[Extracted data entries]

* Start *

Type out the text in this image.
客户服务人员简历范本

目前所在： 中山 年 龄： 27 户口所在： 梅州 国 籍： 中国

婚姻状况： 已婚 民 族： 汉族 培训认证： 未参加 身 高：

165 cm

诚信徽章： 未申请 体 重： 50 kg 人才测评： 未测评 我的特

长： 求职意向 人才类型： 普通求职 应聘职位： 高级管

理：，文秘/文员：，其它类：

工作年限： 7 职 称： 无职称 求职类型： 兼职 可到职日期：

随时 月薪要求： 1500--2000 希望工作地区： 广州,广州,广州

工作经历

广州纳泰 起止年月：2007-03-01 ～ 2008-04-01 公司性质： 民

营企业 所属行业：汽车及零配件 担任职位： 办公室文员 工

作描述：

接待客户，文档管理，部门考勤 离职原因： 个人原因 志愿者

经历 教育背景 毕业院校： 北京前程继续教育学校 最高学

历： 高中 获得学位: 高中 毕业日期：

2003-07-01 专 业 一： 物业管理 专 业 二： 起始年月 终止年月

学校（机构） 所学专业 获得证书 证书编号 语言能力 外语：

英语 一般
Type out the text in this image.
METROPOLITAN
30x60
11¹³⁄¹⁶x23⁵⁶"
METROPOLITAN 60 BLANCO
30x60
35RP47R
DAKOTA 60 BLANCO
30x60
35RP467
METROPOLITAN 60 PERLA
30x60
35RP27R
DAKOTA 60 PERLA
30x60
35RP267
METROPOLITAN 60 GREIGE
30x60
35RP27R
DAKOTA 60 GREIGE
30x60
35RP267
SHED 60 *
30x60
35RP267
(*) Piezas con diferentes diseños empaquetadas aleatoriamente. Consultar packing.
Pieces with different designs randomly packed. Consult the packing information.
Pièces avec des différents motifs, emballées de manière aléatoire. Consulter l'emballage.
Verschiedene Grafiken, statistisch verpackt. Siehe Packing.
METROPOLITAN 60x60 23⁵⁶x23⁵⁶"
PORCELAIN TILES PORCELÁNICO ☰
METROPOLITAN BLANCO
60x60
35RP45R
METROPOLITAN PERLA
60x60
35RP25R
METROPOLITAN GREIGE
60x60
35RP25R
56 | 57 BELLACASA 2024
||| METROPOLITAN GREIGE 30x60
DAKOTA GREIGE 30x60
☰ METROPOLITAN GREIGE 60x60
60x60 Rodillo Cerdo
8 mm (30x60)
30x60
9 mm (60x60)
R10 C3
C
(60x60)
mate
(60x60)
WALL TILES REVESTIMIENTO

* End *

# The task:
All entries must be repeated verbatim.

# Exercise solution:
Type out the text in this image.
客户服务人员简历范本

目前所在： 中山 年 龄： 27 户口所在： 梅州 国 籍： 中国

婚姻状况： 已婚 民 族： 汉族 培训认证： 未参加 身 高：

165 cm

诚信徽章： 未申请 体 重： 50 kg 人才测评： 未测评 我的特

长： 求职意向 人才类型： 普通求职 应聘职位： 高级管

理：，文秘/文员：，其它类：

工作年限： 7 职 称： 无职称 求职类型： 兼职 可到职日期：

随时 月薪要求： 1500--2000 希望工作地区： 广州,广州,广州

工作经历

广州纳泰 起止年月：2007-03-01 ～ 2008-04-01 公司性质： 民

营企业 所属行业：汽车及零配件 担任职位： 办公室文员 工

作描述：

接待客户，文档管理，部门考勤 离职原因： 个人原因 志愿者

经历 教育背景 毕业院校： 北京前程继续教育学校 最高学

历： 高中 获得学位: 高中 毕业日期：

2003-07-01 专 业 一： 物业管理 专 业 二： 起始年月 终止年月

学校（机构） 所学专业 获得证书 证书编号 语言能力 外语：

英语 一般
Type out the text in this image.
METROPOLITAN
30x60
11¹³⁄¹⁶x23⁵⁶"
METROPOLITAN 60 BLANCO
30x60
35RP47R
DAKOTA 60 BLANCO
30x60
35RP467
METROPOLITAN 60 PERLA
30x60
35RP27R
DAKOTA 60 PERLA
30x60
35RP267
METROPOLITAN 60 GREIGE
30x60
35RP27R
DAKOTA 60 GREIGE
30x60
35RP267
SHED 60 *
30x60
35RP267
(*) Piezas con diferentes diseños empaquetadas aleatoriamente. Consultar packing.
Pieces with different designs randomly packed. Consult the packing information.
Pièces avec des différents motifs, emballées de manière aléatoire. Consulter l'emballage.
Verschiedene Grafiken, statistisch verpackt. Siehe Packing.
METROPOLITAN 60x60 23⁵⁶x23⁵⁶"
PORCELAIN TILES PORCELÁNICO ☰
METROPOLITAN BLANCO
60x60
35RP45R
METROPOLITAN PERLA
60x60
35RP25R
METROPOLITAN GREIGE
60x60
35RP25R
56 | 57 BELLACASA 2024
||| METROPOLITAN GREIGE 30x60
DAKOTA GREIGE 30x60
☰ METROPOLITAN GREIGE 60x60
60x60 Rodillo Cerdo
8 mm (30x60)
30x60
9 mm (60x60)
R10 C3
C
(60x60)
mate
(60x60)
WALL TILES REVESTIMIENTO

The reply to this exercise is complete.